__Instruction__. Copy every record below, exactly as written.
— begin Data provided —
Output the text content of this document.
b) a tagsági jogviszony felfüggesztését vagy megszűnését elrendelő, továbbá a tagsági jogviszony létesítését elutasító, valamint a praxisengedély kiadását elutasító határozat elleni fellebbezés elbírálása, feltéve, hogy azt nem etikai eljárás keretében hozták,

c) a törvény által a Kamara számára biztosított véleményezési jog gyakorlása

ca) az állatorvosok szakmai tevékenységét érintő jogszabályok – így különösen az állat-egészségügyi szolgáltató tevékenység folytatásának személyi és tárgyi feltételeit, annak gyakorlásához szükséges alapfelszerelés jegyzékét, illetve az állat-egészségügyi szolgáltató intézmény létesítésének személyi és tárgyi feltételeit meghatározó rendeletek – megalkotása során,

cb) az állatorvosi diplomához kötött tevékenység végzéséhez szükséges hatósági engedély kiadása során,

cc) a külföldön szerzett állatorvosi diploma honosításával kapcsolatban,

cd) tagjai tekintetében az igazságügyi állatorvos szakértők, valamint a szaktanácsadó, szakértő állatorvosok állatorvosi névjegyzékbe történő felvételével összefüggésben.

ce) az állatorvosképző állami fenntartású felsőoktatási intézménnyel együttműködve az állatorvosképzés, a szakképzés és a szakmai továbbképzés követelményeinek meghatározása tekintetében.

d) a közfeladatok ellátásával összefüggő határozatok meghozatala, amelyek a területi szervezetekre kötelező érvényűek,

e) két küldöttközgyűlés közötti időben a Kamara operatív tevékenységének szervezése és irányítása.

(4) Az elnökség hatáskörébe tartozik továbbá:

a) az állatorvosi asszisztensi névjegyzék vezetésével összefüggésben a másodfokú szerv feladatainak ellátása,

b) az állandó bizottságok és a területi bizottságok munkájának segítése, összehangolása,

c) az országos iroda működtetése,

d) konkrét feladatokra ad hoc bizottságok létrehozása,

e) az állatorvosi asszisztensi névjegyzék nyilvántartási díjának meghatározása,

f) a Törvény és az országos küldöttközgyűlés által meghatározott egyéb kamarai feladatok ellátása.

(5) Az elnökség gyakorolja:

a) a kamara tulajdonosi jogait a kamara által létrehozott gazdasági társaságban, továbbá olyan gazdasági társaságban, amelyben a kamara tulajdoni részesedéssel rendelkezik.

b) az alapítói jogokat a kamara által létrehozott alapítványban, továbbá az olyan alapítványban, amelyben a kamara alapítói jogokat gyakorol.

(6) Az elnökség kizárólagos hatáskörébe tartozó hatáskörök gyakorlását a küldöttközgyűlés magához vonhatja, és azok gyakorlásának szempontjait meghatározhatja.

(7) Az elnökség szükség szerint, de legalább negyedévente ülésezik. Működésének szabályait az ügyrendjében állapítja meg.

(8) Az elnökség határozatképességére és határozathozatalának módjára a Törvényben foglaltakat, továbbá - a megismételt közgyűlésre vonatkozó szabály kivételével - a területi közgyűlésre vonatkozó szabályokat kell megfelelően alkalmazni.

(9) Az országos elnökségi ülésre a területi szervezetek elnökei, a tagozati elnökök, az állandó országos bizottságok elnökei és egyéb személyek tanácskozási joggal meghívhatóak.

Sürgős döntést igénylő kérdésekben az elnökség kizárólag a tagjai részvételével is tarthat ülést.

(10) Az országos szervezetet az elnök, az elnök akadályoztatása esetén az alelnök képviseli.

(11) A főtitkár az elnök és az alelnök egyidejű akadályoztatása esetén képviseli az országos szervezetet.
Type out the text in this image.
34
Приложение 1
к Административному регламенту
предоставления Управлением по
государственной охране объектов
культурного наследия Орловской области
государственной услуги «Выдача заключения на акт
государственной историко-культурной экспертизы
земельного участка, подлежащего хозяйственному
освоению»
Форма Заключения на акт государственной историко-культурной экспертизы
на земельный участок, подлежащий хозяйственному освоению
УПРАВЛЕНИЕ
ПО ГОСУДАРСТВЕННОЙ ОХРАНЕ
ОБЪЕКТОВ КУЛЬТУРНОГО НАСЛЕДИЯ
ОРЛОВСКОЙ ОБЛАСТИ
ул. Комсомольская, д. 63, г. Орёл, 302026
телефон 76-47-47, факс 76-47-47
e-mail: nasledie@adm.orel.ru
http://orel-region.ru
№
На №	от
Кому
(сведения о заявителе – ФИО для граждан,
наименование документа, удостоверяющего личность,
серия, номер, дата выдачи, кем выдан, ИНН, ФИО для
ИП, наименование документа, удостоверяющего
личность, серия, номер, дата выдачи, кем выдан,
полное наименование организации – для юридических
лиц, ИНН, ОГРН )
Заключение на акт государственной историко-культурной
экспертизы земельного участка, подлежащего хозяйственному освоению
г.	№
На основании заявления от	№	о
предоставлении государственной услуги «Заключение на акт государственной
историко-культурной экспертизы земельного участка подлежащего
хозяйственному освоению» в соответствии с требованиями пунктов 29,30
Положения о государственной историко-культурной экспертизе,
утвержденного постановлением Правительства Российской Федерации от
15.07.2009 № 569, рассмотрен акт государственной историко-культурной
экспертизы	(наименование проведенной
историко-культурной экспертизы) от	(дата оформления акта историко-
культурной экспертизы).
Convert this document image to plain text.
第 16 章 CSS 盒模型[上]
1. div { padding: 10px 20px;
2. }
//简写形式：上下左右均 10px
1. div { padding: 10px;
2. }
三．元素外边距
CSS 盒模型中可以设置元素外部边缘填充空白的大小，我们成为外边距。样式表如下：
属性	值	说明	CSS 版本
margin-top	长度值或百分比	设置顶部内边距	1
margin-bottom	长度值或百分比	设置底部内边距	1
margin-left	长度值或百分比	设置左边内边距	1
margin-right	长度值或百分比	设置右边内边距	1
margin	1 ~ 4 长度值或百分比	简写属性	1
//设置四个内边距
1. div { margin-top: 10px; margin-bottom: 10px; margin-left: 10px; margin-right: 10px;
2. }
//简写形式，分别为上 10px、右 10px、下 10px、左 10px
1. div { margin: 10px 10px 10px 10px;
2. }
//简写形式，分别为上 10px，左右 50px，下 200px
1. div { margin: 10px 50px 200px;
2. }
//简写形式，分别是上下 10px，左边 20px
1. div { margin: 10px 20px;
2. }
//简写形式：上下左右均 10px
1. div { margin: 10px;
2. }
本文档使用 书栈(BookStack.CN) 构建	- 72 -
— end Data provided —
__Answer to this exercise__.
Output the text content of this document.
b) a tagsági jogviszony felfüggesztését vagy megszűnését elrendelő, továbbá a tagsági jogviszony létesítését elutasító, valamint a praxisengedély kiadását elutasító határozat elleni fellebbezés elbírálása, feltéve, hogy azt nem etikai eljárás keretében hozták,

c) a törvény által a Kamara számára biztosított véleményezési jog gyakorlása

ca) az állatorvosok szakmai tevékenységét érintő jogszabályok – így különösen az állat-egészségügyi szolgáltató tevékenység folytatásának személyi és tárgyi feltételeit, annak gyakorlásához szükséges alapfelszerelés jegyzékét, illetve az állat-egészségügyi szolgáltató intézmény létesítésének személyi és tárgyi feltételeit meghatározó rendeletek – megalkotása során,

cb) az állatorvosi diplomához kötött tevékenység végzéséhez szükséges hatósági engedély kiadása során,

cc) a külföldön szerzett állatorvosi diploma honosításával kapcsolatban,

cd) tagjai tekintetében az igazságügyi állatorvos szakértők, valamint a szaktanácsadó, szakértő állatorvosok állatorvosi névjegyzékbe történő felvételével összefüggésben.

ce) az állatorvosképző állami fenntartású felsőoktatási intézménnyel együttműködve az állatorvosképzés, a szakképzés és a szakmai továbbképzés követelményeinek meghatározása tekintetében.

d) a közfeladatok ellátásával összefüggő határozatok meghozatala, amelyek a területi szervezetekre kötelező érvényűek,

e) két küldöttközgyűlés közötti időben a Kamara operatív tevékenységének szervezése és irányítása.

(4) Az elnökség hatáskörébe tartozik továbbá:

a) az állatorvosi asszisztensi névjegyzék vezetésével összefüggésben a másodfokú szerv feladatainak ellátása,

b) az állandó bizottságok és a területi bizottságok munkájának segítése, összehangolása,

c) az országos iroda működtetése,

d) konkrét feladatokra ad hoc bizottságok létrehozása,

e) az állatorvosi asszisztensi névjegyzék nyilvántartási díjának meghatározása,

f) a Törvény és az országos küldöttközgyűlés által meghatározott egyéb kamarai feladatok ellátása.

(5) Az elnökség gyakorolja:

a) a kamara tulajdonosi jogait a kamara által létrehozott gazdasági társaságban, továbbá olyan gazdasági társaságban, amelyben a kamara tulajdoni részesedéssel rendelkezik.

b) az alapítói jogokat a kamara által létrehozott alapítványban, továbbá az olyan alapítványban, amelyben a kamara alapítói jogokat gyakorol.

(6) Az elnökség kizárólagos hatáskörébe tartozó hatáskörök gyakorlását a küldöttközgyűlés magához vonhatja, és azok gyakorlásának szempontjait meghatározhatja.

(7) Az elnökség szükség szerint, de legalább negyedévente ülésezik. Működésének szabályait az ügyrendjében állapítja meg.

(8) Az elnökség határozatképességére és határozathozatalának módjára a Törvényben foglaltakat, továbbá - a megismételt közgyűlésre vonatkozó szabály kivételével - a területi közgyűlésre vonatkozó szabályokat kell megfelelően alkalmazni.

(9) Az országos elnökségi ülésre a területi szervezetek elnökei, a tagozati elnökök, az állandó országos bizottságok elnökei és egyéb személyek tanácskozási joggal meghívhatóak.

Sürgős döntést igénylő kérdésekben az elnökség kizárólag a tagjai részvételével is tarthat ülést.

(10) Az országos szervezetet az elnök, az elnök akadályoztatása esetén az alelnök képviseli.

(11) A főtitkár az elnök és az alelnök egyidejű akadályoztatása esetén képviseli az országos szervezetet.
Type out the text in this image.
34
Приложение 1
к Административному регламенту
предоставления Управлением по
государственной охране объектов
культурного наследия Орловской области
государственной услуги «Выдача заключения на акт
государственной историко-культурной экспертизы
земельного участка, подлежащего хозяйственному
освоению»
Форма Заключения на акт государственной историко-культурной экспертизы
на земельный участок, подлежащий хозяйственному освоению
УПРАВЛЕНИЕ
ПО ГОСУДАРСТВЕННОЙ ОХРАНЕ
ОБЪЕКТОВ КУЛЬТУРНОГО НАСЛЕДИЯ
ОРЛОВСКОЙ ОБЛАСТИ
ул. Комсомольская, д. 63, г. Орёл, 302026
телефон 76-47-47, факс 76-47-47
e-mail: nasledie@adm.orel.ru
http://orel-region.ru
№
На №	от
Кому
(сведения о заявителе – ФИО для граждан,
наименование документа, удостоверяющего личность,
серия, номер, дата выдачи, кем выдан, ИНН, ФИО для
ИП, наименование документа, удостоверяющего
личность, серия, номер, дата выдачи, кем выдан,
полное наименование организации – для юридических
лиц, ИНН, ОГРН )
Заключение на акт государственной историко-культурной
экспертизы земельного участка, подлежащего хозяйственному освоению
г.	№
На основании заявления от	№	о
предоставлении государственной услуги «Заключение на акт государственной
историко-культурной экспертизы земельного участка подлежащего
хозяйственному освоению» в соответствии с требованиями пунктов 29,30
Положения о государственной историко-культурной экспертизе,
утвержденного постановлением Правительства Российской Федерации от
15.07.2009 № 569, рассмотрен акт государственной историко-культурной
экспертизы	(наименование проведенной
историко-культурной экспертизы) от	(дата оформления акта историко-
культурной экспертизы).
Convert this document image to plain text.
第 16 章 CSS 盒模型[上]
1. div { padding: 10px 20px;
2. }
//简写形式：上下左右均 10px
1. div { padding: 10px;
2. }
三．元素外边距
CSS 盒模型中可以设置元素外部边缘填充空白的大小，我们成为外边距。样式表如下：
属性	值	说明	CSS 版本
margin-top	长度值或百分比	设置顶部内边距	1
margin-bottom	长度值或百分比	设置底部内边距	1
margin-left	长度值或百分比	设置左边内边距	1
margin-right	长度值或百分比	设置右边内边距	1
margin	1 ~ 4 长度值或百分比	简写属性	1
//设置四个内边距
1. div { margin-top: 10px; margin-bottom: 10px; margin-left: 10px; margin-right: 10px;
2. }
//简写形式，分别为上 10px、右 10px、下 10px、左 10px
1. div { margin: 10px 10px 10px 10px;
2. }
//简写形式，分别为上 10px，左右 50px，下 200px
1. div { margin: 10px 50px 200px;
2. }
//简写形式，分别是上下 10px，左边 20px
1. div { margin: 10px 20px;
2. }
//简写形式：上下左右均 10px
1. div { margin: 10px;
2. }
本文档使用 书栈(BookStack.CN) 构建	- 72 -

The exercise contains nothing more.